Stored data entries:
# # #
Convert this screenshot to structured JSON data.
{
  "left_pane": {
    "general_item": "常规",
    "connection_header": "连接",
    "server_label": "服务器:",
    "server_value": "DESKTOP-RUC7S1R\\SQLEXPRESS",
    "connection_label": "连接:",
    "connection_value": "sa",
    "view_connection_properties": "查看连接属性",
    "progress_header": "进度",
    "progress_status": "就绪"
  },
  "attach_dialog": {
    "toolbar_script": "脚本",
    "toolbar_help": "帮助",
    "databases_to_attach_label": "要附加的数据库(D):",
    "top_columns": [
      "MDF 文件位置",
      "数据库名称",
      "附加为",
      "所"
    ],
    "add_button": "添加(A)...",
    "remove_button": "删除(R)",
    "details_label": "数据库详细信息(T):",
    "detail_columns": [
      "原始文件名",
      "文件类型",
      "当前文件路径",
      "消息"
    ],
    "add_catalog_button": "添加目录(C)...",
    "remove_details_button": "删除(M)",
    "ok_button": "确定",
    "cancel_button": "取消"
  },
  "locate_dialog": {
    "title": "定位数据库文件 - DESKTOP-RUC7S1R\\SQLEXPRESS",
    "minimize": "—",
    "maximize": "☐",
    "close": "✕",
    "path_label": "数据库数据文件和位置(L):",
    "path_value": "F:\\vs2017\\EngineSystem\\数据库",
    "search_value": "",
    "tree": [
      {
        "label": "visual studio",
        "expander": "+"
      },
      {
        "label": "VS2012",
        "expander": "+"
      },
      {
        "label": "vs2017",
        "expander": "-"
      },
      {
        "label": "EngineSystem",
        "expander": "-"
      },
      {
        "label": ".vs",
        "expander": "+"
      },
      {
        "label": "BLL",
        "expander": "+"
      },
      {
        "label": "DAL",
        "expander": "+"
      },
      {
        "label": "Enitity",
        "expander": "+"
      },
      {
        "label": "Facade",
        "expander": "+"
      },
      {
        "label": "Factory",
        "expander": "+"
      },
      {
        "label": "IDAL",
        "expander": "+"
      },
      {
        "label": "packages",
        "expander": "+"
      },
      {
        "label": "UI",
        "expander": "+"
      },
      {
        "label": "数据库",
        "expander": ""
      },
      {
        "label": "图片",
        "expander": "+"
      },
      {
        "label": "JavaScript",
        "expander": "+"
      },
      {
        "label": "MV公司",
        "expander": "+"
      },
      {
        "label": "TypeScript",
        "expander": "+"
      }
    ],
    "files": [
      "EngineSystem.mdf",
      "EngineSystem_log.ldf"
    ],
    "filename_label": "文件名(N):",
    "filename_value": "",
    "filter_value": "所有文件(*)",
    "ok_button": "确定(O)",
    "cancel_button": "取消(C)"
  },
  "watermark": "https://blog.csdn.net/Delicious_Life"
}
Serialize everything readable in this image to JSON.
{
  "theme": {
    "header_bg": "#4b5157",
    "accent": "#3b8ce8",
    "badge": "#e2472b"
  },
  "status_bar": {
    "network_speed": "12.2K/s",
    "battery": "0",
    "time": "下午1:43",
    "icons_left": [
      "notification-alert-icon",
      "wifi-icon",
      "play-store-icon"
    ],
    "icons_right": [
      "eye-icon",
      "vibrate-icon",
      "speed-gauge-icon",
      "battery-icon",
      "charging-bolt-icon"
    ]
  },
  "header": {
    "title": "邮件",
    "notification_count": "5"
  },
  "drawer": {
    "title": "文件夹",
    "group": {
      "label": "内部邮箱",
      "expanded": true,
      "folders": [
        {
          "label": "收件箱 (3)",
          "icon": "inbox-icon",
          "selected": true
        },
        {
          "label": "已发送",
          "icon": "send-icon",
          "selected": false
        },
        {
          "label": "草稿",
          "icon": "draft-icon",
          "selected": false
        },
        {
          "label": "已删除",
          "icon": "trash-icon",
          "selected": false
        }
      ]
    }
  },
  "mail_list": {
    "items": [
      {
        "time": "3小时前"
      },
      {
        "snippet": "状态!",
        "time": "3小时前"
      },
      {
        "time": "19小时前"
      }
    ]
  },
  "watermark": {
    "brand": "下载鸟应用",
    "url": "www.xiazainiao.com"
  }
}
# # #
== Goal ==
Each of the records should be retyped exactly.

== Solution to the problem ==
Convert this screenshot to structured JSON data.
{
  "left_pane": {
    "general_item": "常规",
    "connection_header": "连接",
    "server_label": "服务器:",
    "server_value": "DESKTOP-RUC7S1R\\SQLEXPRESS",
    "connection_label": "连接:",
    "connection_value": "sa",
    "view_connection_properties": "查看连接属性",
    "progress_header": "进度",
    "progress_status": "就绪"
  },
  "attach_dialog": {
    "toolbar_script": "脚本",
    "toolbar_help": "帮助",
    "databases_to_attach_label": "要附加的数据库(D):",
    "top_columns": [
      "MDF 文件位置",
      "数据库名称",
      "附加为",
      "所"
    ],
    "add_button": "添加(A)...",
    "remove_button": "删除(R)",
    "details_label": "数据库详细信息(T):",
    "detail_columns": [
      "原始文件名",
      "文件类型",
      "当前文件路径",
      "消息"
    ],
    "add_catalog_button": "添加目录(C)...",
    "remove_details_button": "删除(M)",
    "ok_button": "确定",
    "cancel_button": "取消"
  },
  "locate_dialog": {
    "title": "定位数据库文件 - DESKTOP-RUC7S1R\\SQLEXPRESS",
    "minimize": "—",
    "maximize": "☐",
    "close": "✕",
    "path_label": "数据库数据文件和位置(L):",
    "path_value": "F:\\vs2017\\EngineSystem\\数据库",
    "search_value": "",
    "tree": [
      {
        "label": "visual studio",
        "expander": "+"
      },
      {
        "label": "VS2012",
        "expander": "+"
      },
      {
        "label": "vs2017",
        "expander": "-"
      },
      {
        "label": "EngineSystem",
        "expander": "-"
      },
      {
        "label": ".vs",
        "expander": "+"
      },
      {
        "label": "BLL",
        "expander": "+"
      },
      {
        "label": "DAL",
        "expander": "+"
      },
      {
        "label": "Enitity",
        "expander": "+"
      },
      {
        "label": "Facade",
        "expander": "+"
      },
      {
        "label": "Factory",
        "expander": "+"
      },
      {
        "label": "IDAL",
        "expander": "+"
      },
      {
        "label": "packages",
        "expander": "+"
      },
      {
        "label": "UI",
        "expander": "+"
      },
      {
        "label": "数据库",
        "expander": ""
      },
      {
        "label": "图片",
        "expander": "+"
      },
      {
        "label": "JavaScript",
        "expander": "+"
      },
      {
        "label": "MV公司",
        "expander": "+"
      },
      {
        "label": "TypeScript",
        "expander": "+"
      }
    ],
    "files": [
      "EngineSystem.mdf",
      "EngineSystem_log.ldf"
    ],
    "filename_label": "文件名(N):",
    "filename_value": "",
    "filter_value": "所有文件(*)",
    "ok_button": "确定(O)",
    "cancel_button": "取消(C)"
  },
  "watermark": "https://blog.csdn.net/Delicious_Life"
}
Serialize everything readable in this image to JSON.
{
  "theme": {
    "header_bg": "#4b5157",
    "accent": "#3b8ce8",
    "badge": "#e2472b"
  },
  "status_bar": {
    "network_speed": "12.2K/s",
    "battery": "0",
    "time": "下午1:43",
    "icons_left": [
      "notification-alert-icon",
      "wifi-icon",
      "play-store-icon"
    ],
    "icons_right": [
      "eye-icon",
      "vibrate-icon",
      "speed-gauge-icon",
      "battery-icon",
      "charging-bolt-icon"
    ]
  },
  "header": {
    "title": "邮件",
    "notification_count": "5"
  },
  "drawer": {
    "title": "文件夹",
    "group": {
      "label": "内部邮箱",
      "expanded": true,
      "folders": [
        {
          "label": "收件箱 (3)",
          "icon": "inbox-icon",
          "selected": true
        },
        {
          "label": "已发送",
          "icon": "send-icon",
          "selected": false
        },
        {
          "label": "草稿",
          "icon": "draft-icon",
          "selected": false
        },
        {
          "label": "已删除",
          "icon": "trash-icon",
          "selected": false
        }
      ]
    }
  },
  "mail_list": {
    "items": [
      {
        "time": "3小时前"
      },
      {
        "snippet": "状态!",
        "time": "3小时前"
      },
      {
        "time": "19小时前"
      }
    ]
  },
  "watermark": {
    "brand": "下载鸟应用",
    "url": "www.xiazainiao.com"
  }
}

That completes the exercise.